→ **WRITTEN PROBLEM**
Rewrite all of the material below as a numbered list, skipping any blank lines. Leave the pictures out of your answer.

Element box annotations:
---

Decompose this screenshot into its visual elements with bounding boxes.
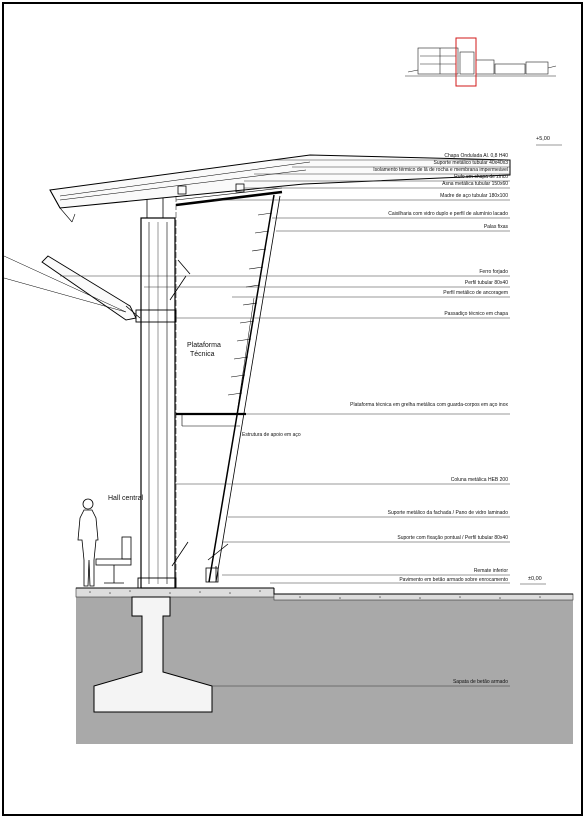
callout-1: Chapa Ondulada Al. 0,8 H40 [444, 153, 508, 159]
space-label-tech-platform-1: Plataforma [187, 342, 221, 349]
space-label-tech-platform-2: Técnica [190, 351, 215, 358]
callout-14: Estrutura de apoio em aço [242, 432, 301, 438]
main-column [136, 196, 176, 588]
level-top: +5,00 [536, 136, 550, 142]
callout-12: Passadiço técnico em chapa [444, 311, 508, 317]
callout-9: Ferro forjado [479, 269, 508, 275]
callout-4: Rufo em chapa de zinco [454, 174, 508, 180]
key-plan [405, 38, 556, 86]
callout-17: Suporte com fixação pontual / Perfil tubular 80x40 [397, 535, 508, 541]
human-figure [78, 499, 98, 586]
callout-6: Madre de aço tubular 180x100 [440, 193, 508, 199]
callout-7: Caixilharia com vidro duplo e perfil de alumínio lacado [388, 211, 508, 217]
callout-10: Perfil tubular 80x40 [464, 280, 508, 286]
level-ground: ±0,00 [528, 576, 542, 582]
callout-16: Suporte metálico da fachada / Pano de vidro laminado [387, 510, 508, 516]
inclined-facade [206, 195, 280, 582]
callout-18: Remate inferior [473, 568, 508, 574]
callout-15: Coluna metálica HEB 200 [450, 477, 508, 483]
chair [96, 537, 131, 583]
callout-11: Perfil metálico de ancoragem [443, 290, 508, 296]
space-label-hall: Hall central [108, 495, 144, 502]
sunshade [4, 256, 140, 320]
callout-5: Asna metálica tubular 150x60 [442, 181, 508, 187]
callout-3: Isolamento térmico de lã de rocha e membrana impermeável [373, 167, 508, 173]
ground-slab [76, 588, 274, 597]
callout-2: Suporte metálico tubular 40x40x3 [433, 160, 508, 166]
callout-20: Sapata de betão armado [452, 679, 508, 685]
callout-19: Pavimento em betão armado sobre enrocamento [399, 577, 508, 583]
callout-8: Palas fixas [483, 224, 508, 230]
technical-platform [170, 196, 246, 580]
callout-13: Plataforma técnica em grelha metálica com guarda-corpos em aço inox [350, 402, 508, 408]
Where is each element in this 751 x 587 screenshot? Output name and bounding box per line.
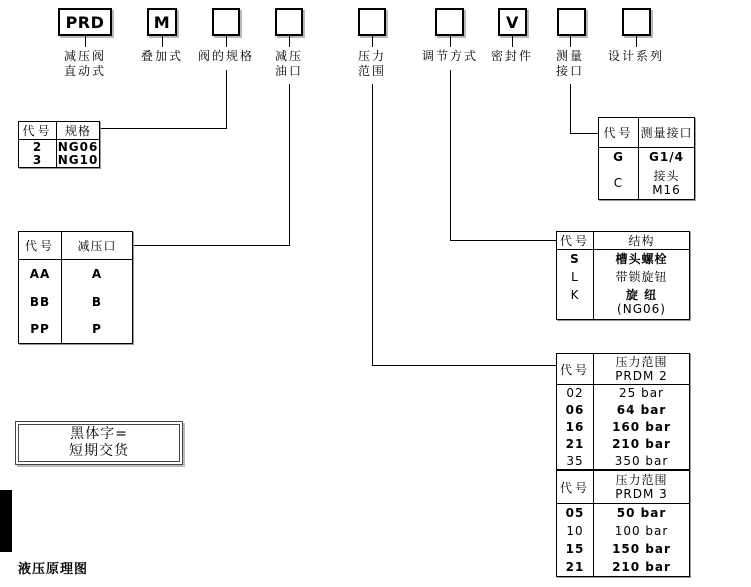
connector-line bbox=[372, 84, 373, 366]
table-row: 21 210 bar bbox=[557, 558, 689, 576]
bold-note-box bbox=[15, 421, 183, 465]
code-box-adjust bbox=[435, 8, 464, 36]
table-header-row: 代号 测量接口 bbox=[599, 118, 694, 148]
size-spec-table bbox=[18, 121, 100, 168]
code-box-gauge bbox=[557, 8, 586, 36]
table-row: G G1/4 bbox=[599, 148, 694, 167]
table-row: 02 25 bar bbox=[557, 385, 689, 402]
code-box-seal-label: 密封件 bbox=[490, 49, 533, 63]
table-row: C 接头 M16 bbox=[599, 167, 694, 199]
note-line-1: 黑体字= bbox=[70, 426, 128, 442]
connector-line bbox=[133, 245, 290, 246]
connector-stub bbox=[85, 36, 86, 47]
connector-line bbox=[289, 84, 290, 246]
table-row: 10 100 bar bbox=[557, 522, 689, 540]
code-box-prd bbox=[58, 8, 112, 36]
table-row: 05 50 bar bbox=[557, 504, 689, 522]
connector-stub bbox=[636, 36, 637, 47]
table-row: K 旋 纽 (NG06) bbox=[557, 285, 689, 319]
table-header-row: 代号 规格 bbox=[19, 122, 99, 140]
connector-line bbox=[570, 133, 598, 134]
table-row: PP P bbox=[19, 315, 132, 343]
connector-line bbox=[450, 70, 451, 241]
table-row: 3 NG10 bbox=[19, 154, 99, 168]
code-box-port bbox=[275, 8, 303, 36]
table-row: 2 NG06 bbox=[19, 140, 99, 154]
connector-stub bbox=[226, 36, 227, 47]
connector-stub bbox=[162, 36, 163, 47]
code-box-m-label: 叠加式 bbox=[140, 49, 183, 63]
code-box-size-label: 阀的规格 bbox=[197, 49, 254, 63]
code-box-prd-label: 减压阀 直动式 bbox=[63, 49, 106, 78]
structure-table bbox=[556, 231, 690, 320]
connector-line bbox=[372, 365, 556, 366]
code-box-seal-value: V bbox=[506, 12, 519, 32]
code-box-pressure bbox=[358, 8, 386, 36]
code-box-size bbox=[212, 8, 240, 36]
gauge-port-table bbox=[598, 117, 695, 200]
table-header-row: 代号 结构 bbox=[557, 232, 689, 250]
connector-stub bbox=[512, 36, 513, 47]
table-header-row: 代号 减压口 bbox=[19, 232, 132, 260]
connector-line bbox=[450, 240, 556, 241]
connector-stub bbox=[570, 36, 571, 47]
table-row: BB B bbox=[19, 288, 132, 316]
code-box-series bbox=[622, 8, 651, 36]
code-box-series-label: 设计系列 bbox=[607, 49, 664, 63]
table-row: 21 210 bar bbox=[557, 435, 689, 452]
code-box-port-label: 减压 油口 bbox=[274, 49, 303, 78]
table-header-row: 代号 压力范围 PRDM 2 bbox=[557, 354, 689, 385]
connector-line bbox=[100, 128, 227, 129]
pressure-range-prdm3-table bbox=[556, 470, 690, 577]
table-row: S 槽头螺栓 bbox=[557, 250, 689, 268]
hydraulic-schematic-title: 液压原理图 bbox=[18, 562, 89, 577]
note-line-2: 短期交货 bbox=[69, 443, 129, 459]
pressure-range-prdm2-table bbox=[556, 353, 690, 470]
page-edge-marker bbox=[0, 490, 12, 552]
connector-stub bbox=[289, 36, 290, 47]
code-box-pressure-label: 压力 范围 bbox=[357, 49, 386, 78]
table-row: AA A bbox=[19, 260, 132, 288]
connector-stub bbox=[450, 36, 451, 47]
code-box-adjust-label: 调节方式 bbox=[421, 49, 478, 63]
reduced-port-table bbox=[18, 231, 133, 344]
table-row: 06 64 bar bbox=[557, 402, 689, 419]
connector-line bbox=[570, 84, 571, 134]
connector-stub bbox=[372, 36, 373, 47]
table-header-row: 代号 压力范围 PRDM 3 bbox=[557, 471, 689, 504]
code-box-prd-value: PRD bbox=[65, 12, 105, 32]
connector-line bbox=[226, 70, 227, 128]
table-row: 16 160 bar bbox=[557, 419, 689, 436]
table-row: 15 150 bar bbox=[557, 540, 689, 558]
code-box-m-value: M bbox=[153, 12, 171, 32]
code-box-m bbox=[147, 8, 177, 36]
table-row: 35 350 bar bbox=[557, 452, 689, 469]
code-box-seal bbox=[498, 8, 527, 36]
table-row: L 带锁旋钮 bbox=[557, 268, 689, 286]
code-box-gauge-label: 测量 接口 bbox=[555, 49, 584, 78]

---

→ **EXPECTED OUTPUT**
1. Decompose this screenshot into its visual elements with bounding boxes.
2. callout-1: Chapa Ondulada Al. 0,8 H40 [444, 153, 508, 159]
3. space-label-tech-platform-1: Plataforma [187, 342, 221, 349]
4. space-label-tech-platform-2: Técnica [190, 351, 215, 358]
5. callout-14: Estrutura de apoio em aço [242, 432, 301, 438]
6. main-column [136, 196, 176, 588]
7. level-top: +5,00 [536, 136, 550, 142]
8. callout-12: Passadiço técnico em chapa [444, 311, 508, 317]
9. callout-9: Ferro forjado [479, 269, 508, 275]
10. callout-4: Rufo em chapa de zinco [454, 174, 508, 180]
11. key-plan [405, 38, 556, 86]
12. callout-17: Suporte com fixação pontual / Perfil tubular 80x40 [397, 535, 508, 541]
13. human-figure [78, 499, 98, 586]
14. callout-6: Madre de aço tubular 180x100 [440, 193, 508, 199]
15. callout-7: Caixilharia com vidro duplo e perfil de alumínio lacado [388, 211, 508, 217]
16. callout-10: Perfil tubular 80x40 [464, 280, 508, 286]
17. level-ground: ±0,00 [528, 576, 542, 582]
18. callout-16: Suporte metálico da fachada / Pano de vidro laminado [387, 510, 508, 516]
19. inclined-facade [206, 195, 280, 582]
20. callout-18: Remate inferior [473, 568, 508, 574]
21. callout-15: Coluna metálica HEB 200 [450, 477, 508, 483]
22. chair [96, 537, 131, 583]
23. callout-11: Perfil metálico de ancoragem [443, 290, 508, 296]
24. space-label-hall: Hall central [108, 495, 144, 502]
25. sunshade [4, 256, 140, 320]
26. callout-5: Asna metálica tubular 150x60 [442, 181, 508, 187]
27. callout-3: Isolamento térmico de lã de rocha e membrana impermeável [373, 167, 508, 173]
28. ground-slab [76, 588, 274, 597]
29. callout-2: Suporte metálico tubular 40x40x3 [433, 160, 508, 166]
30. callout-20: Sapata de betão armado [452, 679, 508, 685]
31. callout-19: Pavimento em betão armado sobre enrocamento [399, 577, 508, 583]
32. callout-8: Palas fixas [483, 224, 508, 230]
33. technical-platform [170, 196, 246, 580]
34. callout-13: Plataforma técnica em grelha metálica com guarda-corpos em aço inox [350, 402, 508, 408]
35. Where is each element in this 751 x 587 screenshot? Output name and bounding box per line.
36. connector-line bbox=[372, 84, 373, 366]
37. table-row: 21 210 bar bbox=[557, 558, 689, 576]
38. bold-note-box bbox=[15, 421, 183, 465]
39. code-box-adjust bbox=[435, 8, 464, 36]
40. table-header-row: 代号 测量接口 bbox=[599, 118, 694, 148]
41. size-spec-table bbox=[18, 121, 100, 168]
42. code-box-gauge bbox=[557, 8, 586, 36]
43. table-row: G G1/4 bbox=[599, 148, 694, 167]
44. table-row: 02 25 bar bbox=[557, 385, 689, 402]
45. code-box-seal-label: 密封件 bbox=[490, 49, 533, 63]
46. table-row: C 接头 M16 bbox=[599, 167, 694, 199]
47. note-line-1: 黑体字= bbox=[70, 426, 128, 442]
48. connector-line bbox=[133, 245, 290, 246]
49. connector-stub bbox=[85, 36, 86, 47]
50. connector-line bbox=[289, 84, 290, 246]
51. table-row: 10 100 bar bbox=[557, 522, 689, 540]
52. code-box-prd bbox=[58, 8, 112, 36]
53. table-row: 05 50 bar bbox=[557, 504, 689, 522]
54. connector-stub bbox=[636, 36, 637, 47]
55. table-row: K 旋 纽 (NG06) bbox=[557, 285, 689, 319]
56. table-header-row: 代号 规格 bbox=[19, 122, 99, 140]
57. connector-line bbox=[570, 133, 598, 134]
58. table-row: PP P bbox=[19, 315, 132, 343]
59. connector-line bbox=[450, 70, 451, 241]
60. table-row: 3 NG10 bbox=[19, 154, 99, 168]
61. code-box-port bbox=[275, 8, 303, 36]
62. table-row: 2 NG06 bbox=[19, 140, 99, 154]
63. connector-stub bbox=[226, 36, 227, 47]
64. connector-stub bbox=[162, 36, 163, 47]
65. code-box-m-label: 叠加式 bbox=[140, 49, 183, 63]
66. code-box-size-label: 阀的规格 bbox=[197, 49, 254, 63]
67. code-box-prd-label: 减压阀 直动式 bbox=[63, 49, 106, 78]
68. structure-table bbox=[556, 231, 690, 320]
69. connector-line bbox=[372, 365, 556, 366]
70. code-box-seal-value: V bbox=[506, 12, 519, 32]
71. code-box-pressure bbox=[358, 8, 386, 36]
72. code-box-size bbox=[212, 8, 240, 36]
73. gauge-port-table bbox=[598, 117, 695, 200]
74. table-header-row: 代号 结构 bbox=[557, 232, 689, 250]
75. connector-stub bbox=[512, 36, 513, 47]
76. table-header-row: 代号 减压口 bbox=[19, 232, 132, 260]
77. connector-line bbox=[450, 240, 556, 241]
78. connector-stub bbox=[570, 36, 571, 47]
79. table-row: BB B bbox=[19, 288, 132, 316]
80. code-box-series bbox=[622, 8, 651, 36]
81. code-box-series-label: 设计系列 bbox=[607, 49, 664, 63]
82. table-row: 21 210 bar bbox=[557, 435, 689, 452]
83. code-box-port-label: 减压 油口 bbox=[274, 49, 303, 78]
84. table-header-row: 代号 压力范围 PRDM 2 bbox=[557, 354, 689, 385]
85. connector-line bbox=[100, 128, 227, 129]
86. pressure-range-prdm3-table bbox=[556, 470, 690, 577]
87. table-row: S 槽头螺栓 bbox=[557, 250, 689, 268]
88. hydraulic-schematic-title: 液压原理图 bbox=[18, 562, 89, 577]
89. note-line-2: 短期交货 bbox=[69, 443, 129, 459]
90. pressure-range-prdm2-table bbox=[556, 353, 690, 470]
91. page-edge-marker bbox=[0, 490, 12, 552]
92. connector-stub bbox=[289, 36, 290, 47]
93. code-box-pressure-label: 压力 范围 bbox=[357, 49, 386, 78]
94. table-row: AA A bbox=[19, 260, 132, 288]
95. connector-stub bbox=[450, 36, 451, 47]
96. code-box-adjust-label: 调节方式 bbox=[421, 49, 478, 63]
97. reduced-port-table bbox=[18, 231, 133, 344]
98. table-row: 06 64 bar bbox=[557, 402, 689, 419]
99. connector-line bbox=[570, 84, 571, 134]
100. connector-stub bbox=[372, 36, 373, 47]
101. table-header-row: 代号 压力范围 PRDM 3 bbox=[557, 471, 689, 504]
102. code-box-prd-value: PRD bbox=[65, 12, 105, 32]
103. connector-line bbox=[226, 70, 227, 128]
104. table-row: 16 160 bar bbox=[557, 419, 689, 436]
105. table-row: 15 150 bar bbox=[557, 540, 689, 558]
106. code-box-m-value: M bbox=[153, 12, 171, 32]
107. code-box-m bbox=[147, 8, 177, 36]
108. table-row: 35 350 bar bbox=[557, 452, 689, 469]
109. code-box-seal bbox=[498, 8, 527, 36]
110. table-row: L 带锁旋钮 bbox=[557, 268, 689, 286]
111. code-box-gauge-label: 测量 接口 bbox=[555, 49, 584, 78]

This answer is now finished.